> **Item position rows**:
⟨
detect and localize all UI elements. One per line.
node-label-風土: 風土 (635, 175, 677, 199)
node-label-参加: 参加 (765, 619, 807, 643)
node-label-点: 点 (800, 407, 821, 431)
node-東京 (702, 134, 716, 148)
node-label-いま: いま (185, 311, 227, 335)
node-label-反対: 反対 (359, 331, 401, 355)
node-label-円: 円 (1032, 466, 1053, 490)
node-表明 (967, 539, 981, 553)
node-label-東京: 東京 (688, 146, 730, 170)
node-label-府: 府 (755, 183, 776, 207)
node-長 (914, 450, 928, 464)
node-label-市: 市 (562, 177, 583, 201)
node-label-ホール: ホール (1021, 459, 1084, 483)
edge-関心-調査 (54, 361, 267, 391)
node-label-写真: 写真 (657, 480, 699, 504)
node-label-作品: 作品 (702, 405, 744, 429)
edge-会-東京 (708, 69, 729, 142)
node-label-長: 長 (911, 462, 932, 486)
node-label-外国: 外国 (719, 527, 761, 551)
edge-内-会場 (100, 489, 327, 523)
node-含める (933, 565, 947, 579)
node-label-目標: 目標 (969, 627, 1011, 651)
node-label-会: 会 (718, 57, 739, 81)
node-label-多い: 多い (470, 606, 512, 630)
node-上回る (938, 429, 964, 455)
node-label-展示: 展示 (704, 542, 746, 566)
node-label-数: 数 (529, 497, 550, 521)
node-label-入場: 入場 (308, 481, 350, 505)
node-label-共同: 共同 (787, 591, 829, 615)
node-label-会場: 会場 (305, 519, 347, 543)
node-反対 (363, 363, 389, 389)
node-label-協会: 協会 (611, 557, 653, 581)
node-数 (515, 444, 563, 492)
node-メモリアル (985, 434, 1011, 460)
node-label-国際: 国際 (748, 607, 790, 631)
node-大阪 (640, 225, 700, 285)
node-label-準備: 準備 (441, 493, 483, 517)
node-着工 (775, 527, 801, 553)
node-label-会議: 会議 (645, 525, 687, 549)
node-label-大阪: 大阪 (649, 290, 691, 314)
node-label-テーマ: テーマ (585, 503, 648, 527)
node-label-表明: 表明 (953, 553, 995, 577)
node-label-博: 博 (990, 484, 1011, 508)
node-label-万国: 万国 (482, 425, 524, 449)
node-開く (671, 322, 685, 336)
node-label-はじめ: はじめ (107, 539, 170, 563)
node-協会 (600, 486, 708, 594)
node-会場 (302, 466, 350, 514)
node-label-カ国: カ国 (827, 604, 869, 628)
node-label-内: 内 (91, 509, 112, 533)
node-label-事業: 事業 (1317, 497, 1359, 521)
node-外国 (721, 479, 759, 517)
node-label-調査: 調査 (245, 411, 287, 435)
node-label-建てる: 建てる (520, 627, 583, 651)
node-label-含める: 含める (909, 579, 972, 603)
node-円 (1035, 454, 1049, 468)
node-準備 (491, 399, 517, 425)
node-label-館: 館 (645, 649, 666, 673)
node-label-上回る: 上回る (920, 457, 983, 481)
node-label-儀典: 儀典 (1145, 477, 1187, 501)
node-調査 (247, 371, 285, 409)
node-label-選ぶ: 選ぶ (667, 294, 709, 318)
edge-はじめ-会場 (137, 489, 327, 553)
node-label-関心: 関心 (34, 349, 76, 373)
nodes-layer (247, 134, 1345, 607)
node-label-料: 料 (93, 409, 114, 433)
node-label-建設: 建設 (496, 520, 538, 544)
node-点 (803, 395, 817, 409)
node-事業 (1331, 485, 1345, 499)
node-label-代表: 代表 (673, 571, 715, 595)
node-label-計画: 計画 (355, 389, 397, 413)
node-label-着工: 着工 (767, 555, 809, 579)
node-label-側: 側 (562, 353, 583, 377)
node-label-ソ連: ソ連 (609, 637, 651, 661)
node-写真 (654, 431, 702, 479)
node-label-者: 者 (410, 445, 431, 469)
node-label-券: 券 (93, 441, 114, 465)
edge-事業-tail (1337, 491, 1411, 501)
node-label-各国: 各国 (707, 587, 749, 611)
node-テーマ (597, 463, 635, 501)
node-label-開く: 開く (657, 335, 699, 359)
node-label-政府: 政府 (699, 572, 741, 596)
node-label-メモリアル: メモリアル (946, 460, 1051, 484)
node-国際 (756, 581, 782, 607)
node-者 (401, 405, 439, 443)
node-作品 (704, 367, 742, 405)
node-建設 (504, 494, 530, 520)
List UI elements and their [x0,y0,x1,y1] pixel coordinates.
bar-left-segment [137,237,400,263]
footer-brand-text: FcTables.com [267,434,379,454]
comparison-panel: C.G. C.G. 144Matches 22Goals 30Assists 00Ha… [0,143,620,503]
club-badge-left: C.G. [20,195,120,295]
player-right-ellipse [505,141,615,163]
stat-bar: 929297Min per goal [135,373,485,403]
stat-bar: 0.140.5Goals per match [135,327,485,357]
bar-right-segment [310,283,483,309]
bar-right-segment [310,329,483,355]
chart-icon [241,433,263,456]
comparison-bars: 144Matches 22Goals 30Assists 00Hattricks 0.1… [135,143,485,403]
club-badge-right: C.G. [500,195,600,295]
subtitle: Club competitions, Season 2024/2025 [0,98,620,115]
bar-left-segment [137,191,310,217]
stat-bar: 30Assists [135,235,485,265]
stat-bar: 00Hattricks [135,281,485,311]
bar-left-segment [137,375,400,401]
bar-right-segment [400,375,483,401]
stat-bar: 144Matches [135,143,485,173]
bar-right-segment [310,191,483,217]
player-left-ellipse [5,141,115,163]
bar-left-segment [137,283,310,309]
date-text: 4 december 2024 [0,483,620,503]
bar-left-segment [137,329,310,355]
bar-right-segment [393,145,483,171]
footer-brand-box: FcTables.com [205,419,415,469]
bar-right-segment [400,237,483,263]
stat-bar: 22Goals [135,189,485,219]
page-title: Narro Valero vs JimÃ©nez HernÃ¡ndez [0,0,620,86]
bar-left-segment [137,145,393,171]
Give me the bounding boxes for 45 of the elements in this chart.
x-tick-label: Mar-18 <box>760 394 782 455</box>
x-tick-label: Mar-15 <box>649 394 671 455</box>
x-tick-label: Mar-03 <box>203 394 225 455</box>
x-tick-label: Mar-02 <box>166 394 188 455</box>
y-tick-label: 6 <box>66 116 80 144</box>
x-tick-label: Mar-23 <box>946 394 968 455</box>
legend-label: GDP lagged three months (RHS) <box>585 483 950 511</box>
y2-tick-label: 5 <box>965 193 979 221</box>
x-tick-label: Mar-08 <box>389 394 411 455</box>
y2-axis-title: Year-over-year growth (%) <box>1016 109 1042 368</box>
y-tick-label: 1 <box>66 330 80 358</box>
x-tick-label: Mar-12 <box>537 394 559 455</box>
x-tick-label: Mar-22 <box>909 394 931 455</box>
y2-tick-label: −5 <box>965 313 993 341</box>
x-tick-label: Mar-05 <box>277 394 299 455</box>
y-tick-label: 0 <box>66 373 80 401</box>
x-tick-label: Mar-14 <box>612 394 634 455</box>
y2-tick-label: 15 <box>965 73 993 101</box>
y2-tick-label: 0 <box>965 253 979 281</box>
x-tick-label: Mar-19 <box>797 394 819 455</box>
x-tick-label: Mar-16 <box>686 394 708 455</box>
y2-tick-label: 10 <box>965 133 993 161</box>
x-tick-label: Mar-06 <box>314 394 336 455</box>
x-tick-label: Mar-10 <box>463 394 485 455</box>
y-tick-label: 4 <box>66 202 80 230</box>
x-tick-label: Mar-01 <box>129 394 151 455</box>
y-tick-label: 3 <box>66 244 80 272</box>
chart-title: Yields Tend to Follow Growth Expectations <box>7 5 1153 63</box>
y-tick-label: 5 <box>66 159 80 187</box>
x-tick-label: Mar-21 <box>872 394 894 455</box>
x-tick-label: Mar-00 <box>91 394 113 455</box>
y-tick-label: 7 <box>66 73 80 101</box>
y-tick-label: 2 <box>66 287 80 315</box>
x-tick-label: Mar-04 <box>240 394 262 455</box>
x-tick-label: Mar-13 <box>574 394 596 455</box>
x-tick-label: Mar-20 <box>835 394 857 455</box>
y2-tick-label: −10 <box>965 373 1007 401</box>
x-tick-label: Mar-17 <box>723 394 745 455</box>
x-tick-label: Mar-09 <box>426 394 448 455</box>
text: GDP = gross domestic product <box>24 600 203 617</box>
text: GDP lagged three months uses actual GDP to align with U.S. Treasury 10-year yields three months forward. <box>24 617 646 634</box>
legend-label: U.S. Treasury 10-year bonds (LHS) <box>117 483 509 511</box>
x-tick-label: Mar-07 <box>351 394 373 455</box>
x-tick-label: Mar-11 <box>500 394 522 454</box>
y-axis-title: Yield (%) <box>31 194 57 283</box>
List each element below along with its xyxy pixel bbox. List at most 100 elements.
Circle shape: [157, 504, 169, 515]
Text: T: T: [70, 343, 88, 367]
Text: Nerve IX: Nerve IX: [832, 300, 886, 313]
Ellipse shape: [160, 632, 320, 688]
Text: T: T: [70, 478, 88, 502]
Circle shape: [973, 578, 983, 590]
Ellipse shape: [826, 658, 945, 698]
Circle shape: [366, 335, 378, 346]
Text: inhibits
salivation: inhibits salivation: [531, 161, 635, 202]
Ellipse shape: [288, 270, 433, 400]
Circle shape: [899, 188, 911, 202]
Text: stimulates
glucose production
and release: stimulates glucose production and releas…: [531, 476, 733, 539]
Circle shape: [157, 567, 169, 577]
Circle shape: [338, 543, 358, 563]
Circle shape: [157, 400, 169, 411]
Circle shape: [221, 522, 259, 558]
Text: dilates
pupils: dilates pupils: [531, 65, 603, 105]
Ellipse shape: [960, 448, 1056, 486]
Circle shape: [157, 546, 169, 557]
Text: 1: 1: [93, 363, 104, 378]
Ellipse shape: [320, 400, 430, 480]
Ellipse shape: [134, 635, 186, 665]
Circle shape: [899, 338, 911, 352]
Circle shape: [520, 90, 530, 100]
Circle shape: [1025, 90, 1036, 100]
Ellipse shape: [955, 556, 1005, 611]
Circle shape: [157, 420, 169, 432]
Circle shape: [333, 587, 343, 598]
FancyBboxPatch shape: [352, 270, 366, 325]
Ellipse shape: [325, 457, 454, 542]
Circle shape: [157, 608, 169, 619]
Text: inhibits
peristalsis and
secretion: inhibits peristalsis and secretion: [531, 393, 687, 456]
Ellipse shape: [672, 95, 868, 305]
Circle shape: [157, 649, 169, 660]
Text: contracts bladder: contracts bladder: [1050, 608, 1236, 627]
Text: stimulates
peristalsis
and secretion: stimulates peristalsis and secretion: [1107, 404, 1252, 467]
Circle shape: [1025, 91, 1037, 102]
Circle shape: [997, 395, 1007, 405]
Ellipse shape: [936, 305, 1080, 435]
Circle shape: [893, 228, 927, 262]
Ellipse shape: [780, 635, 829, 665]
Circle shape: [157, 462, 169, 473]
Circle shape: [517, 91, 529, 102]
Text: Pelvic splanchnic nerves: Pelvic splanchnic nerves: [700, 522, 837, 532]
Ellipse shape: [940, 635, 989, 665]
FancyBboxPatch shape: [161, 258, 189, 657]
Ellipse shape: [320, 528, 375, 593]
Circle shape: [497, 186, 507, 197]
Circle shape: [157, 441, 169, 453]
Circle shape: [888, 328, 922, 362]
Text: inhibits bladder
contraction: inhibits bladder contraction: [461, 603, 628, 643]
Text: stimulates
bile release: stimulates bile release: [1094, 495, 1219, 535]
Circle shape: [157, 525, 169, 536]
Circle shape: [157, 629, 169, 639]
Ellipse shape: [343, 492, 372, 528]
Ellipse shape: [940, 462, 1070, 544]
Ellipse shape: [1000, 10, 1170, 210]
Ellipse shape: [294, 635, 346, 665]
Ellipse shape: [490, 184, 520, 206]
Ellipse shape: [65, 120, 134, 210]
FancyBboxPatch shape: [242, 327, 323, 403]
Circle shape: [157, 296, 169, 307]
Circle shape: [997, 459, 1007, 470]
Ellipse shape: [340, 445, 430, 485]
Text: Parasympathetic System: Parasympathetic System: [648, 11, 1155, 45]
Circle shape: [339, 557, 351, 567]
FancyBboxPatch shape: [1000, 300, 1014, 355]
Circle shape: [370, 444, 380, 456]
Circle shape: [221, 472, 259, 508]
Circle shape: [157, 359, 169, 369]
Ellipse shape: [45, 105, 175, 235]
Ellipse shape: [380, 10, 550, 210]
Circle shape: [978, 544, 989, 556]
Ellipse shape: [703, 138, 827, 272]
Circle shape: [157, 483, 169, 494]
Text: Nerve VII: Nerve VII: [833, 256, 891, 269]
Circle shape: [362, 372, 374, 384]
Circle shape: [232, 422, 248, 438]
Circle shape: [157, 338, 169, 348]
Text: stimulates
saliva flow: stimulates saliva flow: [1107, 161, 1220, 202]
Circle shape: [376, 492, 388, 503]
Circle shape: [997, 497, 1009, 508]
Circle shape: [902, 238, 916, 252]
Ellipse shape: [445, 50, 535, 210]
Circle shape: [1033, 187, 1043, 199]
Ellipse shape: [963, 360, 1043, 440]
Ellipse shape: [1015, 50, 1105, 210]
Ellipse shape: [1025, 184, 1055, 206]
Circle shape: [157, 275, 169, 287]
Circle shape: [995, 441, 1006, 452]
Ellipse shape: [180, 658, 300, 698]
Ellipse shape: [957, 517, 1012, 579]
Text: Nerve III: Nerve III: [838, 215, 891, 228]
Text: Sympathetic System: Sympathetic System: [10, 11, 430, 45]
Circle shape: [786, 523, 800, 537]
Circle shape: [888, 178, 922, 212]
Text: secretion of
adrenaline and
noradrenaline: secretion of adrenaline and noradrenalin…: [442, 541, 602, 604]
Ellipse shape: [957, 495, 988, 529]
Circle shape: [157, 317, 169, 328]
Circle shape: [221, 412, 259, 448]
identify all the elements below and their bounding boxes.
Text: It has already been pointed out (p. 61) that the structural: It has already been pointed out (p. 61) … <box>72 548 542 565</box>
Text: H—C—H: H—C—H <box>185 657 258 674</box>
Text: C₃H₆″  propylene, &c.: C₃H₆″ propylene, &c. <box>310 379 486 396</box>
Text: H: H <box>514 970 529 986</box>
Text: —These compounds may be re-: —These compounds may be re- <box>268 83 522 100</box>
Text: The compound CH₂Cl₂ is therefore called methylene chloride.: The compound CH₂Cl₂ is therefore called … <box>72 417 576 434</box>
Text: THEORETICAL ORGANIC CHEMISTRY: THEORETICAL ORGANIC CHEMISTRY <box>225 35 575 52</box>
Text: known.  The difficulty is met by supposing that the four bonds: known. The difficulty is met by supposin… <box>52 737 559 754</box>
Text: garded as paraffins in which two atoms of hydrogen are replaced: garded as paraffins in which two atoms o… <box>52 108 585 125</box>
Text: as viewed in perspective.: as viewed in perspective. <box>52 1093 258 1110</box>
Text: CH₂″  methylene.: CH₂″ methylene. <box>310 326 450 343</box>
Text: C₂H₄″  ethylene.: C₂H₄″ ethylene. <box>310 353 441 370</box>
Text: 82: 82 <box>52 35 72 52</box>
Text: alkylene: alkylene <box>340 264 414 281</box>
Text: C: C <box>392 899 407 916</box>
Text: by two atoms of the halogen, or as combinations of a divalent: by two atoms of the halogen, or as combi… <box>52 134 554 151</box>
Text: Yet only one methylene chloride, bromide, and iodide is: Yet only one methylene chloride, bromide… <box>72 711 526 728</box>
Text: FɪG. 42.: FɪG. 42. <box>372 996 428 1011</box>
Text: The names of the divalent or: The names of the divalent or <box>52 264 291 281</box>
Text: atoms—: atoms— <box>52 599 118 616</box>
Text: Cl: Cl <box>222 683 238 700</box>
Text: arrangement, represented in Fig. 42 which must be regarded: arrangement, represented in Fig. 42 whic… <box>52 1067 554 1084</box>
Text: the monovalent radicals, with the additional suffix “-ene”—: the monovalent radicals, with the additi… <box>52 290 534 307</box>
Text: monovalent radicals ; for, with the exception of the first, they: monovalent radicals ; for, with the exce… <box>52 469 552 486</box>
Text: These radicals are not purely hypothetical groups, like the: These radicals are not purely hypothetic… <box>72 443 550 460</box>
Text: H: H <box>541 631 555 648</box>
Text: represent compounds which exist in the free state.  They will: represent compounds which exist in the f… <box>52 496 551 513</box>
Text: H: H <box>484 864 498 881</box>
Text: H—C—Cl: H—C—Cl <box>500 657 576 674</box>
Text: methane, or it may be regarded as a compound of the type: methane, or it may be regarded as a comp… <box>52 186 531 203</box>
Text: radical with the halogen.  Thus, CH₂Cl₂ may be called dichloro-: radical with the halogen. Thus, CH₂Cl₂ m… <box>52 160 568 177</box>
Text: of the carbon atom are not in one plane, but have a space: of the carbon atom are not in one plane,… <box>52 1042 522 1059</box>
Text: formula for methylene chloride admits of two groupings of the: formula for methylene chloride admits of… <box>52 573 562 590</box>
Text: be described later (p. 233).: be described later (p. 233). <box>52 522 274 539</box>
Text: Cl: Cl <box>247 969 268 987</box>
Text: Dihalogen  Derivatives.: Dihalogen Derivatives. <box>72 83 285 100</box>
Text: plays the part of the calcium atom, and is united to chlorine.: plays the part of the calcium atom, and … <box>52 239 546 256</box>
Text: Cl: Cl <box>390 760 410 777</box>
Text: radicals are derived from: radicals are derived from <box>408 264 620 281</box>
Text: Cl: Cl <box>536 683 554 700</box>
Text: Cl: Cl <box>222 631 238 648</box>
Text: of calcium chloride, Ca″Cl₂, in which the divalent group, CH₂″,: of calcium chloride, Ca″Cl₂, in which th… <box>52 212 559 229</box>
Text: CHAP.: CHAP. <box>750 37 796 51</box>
⟩
> **Directions for this task**: Duplicate the rows above verbatim, starting at the first row and ending at the row that contains "edge-内-会場 (100, 489, 327, 523)", with both of those rows included.

> **Solution to this task**:
detect and localize all UI elements. One per line.
node-label-風土: 風土 (635, 175, 677, 199)
node-label-参加: 参加 (765, 619, 807, 643)
node-label-点: 点 (800, 407, 821, 431)
node-東京 (702, 134, 716, 148)
node-label-いま: いま (185, 311, 227, 335)
node-label-反対: 反対 (359, 331, 401, 355)
node-label-円: 円 (1032, 466, 1053, 490)
node-表明 (967, 539, 981, 553)
node-label-東京: 東京 (688, 146, 730, 170)
node-label-府: 府 (755, 183, 776, 207)
node-長 (914, 450, 928, 464)
node-label-市: 市 (562, 177, 583, 201)
node-label-ホール: ホール (1021, 459, 1084, 483)
edge-関心-調査 (54, 361, 267, 391)
node-label-写真: 写真 (657, 480, 699, 504)
node-label-作品: 作品 (702, 405, 744, 429)
edge-会-東京 (708, 69, 729, 142)
node-label-長: 長 (911, 462, 932, 486)
node-label-外国: 外国 (719, 527, 761, 551)
edge-内-会場 (100, 489, 327, 523)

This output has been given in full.